◆ THE PROBLEM ◆
Show each line of the data below that has the string "Sport" in it.

-- start EXTRACTED INFORMATION --

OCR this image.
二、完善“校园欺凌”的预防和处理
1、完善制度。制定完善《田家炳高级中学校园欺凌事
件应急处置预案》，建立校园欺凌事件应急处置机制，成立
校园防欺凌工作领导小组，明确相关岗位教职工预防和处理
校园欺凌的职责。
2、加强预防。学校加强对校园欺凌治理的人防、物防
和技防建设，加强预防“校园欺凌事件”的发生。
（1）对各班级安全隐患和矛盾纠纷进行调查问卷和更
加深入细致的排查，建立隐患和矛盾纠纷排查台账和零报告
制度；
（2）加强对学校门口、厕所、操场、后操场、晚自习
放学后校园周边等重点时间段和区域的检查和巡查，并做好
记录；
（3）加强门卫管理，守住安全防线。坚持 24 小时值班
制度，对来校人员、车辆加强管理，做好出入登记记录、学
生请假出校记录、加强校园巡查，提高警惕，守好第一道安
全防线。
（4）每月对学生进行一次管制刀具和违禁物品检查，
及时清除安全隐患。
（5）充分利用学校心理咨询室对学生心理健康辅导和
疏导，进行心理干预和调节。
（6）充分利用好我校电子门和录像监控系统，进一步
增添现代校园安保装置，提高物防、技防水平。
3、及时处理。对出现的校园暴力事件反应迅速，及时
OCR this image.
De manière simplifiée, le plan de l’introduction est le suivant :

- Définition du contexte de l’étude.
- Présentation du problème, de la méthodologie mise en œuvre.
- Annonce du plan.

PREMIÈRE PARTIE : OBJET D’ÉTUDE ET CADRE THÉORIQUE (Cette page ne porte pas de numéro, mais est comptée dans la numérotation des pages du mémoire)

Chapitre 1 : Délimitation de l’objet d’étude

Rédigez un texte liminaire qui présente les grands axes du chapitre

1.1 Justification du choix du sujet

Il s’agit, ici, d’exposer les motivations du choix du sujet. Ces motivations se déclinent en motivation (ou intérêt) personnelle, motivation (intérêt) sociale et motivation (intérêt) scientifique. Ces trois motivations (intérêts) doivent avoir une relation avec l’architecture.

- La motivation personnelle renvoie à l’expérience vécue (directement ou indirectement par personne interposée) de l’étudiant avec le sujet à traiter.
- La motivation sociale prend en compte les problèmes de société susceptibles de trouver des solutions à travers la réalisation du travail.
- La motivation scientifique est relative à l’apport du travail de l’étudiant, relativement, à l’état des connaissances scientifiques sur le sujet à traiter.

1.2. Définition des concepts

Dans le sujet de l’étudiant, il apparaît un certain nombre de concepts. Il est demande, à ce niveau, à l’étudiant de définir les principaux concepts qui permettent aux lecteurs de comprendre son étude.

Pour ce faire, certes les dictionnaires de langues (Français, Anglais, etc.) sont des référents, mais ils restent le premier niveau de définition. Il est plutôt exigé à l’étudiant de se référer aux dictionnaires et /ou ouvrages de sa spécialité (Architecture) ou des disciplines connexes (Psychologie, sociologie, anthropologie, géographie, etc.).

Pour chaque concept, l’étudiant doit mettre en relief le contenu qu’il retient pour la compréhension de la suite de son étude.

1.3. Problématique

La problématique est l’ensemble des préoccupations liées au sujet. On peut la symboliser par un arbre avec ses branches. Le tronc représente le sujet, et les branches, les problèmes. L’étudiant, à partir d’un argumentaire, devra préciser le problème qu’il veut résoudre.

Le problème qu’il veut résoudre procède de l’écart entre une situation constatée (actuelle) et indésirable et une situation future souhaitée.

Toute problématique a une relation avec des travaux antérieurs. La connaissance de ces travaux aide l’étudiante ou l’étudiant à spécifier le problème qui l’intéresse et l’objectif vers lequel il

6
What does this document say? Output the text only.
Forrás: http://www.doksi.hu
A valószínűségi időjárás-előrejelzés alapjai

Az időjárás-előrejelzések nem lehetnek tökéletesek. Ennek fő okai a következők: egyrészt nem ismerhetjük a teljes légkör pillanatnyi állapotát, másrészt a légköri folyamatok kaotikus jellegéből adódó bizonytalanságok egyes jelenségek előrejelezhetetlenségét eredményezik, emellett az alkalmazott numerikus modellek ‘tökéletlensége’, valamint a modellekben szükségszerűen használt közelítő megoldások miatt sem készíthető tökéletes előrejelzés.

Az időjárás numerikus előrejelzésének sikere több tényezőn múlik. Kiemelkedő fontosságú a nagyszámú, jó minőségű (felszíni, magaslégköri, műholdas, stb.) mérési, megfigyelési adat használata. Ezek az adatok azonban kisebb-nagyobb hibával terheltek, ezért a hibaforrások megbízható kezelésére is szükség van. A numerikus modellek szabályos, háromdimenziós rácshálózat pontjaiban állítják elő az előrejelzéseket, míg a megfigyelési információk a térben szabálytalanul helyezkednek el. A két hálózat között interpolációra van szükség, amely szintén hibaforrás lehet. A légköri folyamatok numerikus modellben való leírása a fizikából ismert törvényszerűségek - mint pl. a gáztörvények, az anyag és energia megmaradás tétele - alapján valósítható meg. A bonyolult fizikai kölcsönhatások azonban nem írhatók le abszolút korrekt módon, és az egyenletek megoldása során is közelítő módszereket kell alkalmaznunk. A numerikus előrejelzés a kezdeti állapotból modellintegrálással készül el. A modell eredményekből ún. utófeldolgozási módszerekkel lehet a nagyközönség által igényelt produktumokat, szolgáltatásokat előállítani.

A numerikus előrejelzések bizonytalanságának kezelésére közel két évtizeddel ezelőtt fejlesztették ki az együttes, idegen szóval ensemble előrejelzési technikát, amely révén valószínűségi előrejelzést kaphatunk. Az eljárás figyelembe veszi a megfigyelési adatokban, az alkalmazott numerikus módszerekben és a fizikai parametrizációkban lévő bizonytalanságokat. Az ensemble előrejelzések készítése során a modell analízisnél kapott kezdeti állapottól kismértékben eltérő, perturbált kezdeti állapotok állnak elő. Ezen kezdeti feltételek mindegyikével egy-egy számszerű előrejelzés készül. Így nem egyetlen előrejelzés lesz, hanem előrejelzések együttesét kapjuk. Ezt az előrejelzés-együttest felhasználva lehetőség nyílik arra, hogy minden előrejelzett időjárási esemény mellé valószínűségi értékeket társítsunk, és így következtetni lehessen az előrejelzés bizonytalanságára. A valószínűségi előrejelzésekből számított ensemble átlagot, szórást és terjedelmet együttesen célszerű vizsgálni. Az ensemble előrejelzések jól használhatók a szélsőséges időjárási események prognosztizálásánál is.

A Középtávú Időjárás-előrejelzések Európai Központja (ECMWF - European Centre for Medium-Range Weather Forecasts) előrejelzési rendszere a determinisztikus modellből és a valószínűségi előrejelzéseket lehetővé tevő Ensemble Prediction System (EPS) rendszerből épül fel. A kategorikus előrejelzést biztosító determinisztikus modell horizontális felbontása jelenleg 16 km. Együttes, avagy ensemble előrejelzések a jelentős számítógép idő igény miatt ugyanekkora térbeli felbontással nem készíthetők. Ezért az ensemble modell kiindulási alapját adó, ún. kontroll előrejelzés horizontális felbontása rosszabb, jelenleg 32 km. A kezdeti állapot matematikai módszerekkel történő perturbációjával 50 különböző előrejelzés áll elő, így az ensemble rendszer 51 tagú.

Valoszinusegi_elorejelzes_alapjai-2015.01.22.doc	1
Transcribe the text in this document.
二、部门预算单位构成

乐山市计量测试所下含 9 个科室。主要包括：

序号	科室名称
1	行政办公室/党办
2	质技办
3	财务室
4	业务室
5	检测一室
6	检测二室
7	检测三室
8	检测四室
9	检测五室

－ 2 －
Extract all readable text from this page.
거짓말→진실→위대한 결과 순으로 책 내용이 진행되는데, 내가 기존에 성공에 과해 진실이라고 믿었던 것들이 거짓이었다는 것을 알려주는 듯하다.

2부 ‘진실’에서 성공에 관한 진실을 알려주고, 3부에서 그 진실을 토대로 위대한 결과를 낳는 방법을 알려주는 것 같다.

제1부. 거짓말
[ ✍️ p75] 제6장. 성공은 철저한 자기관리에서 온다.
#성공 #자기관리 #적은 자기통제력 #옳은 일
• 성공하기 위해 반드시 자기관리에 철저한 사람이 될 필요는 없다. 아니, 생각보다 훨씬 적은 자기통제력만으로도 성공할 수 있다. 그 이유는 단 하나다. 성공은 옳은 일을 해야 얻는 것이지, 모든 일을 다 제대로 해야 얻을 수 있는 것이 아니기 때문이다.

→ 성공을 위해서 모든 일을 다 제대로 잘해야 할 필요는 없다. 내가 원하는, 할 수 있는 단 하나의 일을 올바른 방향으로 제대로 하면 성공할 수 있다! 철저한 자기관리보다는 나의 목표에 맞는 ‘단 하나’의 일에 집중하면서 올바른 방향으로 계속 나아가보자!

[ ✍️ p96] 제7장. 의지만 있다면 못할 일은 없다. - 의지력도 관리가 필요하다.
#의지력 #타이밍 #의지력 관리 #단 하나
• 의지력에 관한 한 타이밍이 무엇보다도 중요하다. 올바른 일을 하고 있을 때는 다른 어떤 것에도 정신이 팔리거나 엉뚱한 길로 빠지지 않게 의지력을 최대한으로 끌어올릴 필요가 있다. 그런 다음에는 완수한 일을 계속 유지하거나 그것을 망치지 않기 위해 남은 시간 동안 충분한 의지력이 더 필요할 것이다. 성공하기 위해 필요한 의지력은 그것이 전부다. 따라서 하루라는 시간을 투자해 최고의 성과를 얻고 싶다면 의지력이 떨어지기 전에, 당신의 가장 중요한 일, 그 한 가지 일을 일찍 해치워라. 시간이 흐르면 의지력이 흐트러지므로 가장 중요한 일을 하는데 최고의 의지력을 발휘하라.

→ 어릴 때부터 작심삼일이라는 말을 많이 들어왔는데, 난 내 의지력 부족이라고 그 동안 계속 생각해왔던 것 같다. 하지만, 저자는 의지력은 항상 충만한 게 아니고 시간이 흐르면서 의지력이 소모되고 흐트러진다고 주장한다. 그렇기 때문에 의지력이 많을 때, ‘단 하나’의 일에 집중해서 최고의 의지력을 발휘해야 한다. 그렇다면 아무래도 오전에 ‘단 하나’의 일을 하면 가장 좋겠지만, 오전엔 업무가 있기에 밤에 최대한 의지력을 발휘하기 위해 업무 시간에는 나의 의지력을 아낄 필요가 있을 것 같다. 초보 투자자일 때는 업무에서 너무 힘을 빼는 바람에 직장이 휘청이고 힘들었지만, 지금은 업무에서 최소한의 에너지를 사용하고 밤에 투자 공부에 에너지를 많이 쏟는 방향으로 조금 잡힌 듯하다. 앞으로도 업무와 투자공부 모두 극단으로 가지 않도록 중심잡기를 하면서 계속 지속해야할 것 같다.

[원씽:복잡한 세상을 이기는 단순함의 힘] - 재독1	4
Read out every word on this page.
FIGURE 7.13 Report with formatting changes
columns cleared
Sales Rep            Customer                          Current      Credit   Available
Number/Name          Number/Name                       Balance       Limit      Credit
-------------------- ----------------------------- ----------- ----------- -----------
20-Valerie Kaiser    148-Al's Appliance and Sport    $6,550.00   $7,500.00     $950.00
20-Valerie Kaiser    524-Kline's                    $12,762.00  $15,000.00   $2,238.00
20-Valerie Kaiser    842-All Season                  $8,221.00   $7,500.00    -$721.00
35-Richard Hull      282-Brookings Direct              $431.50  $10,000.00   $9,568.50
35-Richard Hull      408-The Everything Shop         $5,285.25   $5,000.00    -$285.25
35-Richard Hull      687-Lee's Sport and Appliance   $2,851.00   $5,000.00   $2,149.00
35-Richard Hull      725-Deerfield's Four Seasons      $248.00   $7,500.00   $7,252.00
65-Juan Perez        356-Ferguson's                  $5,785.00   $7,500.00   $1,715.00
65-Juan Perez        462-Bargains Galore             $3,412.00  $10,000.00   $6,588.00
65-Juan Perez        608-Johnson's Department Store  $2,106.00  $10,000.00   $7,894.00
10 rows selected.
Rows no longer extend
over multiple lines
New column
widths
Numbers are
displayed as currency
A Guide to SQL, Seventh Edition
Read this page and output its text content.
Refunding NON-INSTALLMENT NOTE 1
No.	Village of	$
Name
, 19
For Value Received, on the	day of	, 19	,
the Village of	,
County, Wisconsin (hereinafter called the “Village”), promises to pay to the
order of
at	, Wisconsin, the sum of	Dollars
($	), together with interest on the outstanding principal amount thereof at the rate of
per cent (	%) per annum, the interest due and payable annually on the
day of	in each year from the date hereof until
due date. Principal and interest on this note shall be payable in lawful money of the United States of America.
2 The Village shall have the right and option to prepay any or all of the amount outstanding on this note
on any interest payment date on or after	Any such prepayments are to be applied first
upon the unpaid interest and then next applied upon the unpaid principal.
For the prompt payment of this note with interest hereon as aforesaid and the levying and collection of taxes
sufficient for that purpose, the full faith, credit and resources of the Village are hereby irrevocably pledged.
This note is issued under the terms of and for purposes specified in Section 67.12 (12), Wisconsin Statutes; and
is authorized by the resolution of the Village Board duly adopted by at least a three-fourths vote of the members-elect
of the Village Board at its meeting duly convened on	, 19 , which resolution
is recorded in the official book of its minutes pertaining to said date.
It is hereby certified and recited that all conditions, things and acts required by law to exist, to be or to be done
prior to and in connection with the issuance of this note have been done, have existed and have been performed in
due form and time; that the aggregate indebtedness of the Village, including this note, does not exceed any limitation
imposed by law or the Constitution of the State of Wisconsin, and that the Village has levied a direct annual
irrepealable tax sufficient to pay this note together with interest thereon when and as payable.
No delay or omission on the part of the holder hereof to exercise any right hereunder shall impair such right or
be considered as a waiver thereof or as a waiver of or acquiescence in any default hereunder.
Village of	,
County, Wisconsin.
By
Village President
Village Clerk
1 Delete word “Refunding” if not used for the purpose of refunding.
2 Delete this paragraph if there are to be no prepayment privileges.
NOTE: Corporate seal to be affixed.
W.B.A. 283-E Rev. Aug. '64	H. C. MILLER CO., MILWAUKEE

-- end EXTRACTED INFORMATION --

◆ TASK RESULT ◆
20-Valerie Kaiser    148-Al's Appliance and Sport    $6,550.00   $7,500.00     $950.00
35-Richard Hull      687-Lee's Sport and Appliance   $2,851.00   $5,000.00   $2,149.00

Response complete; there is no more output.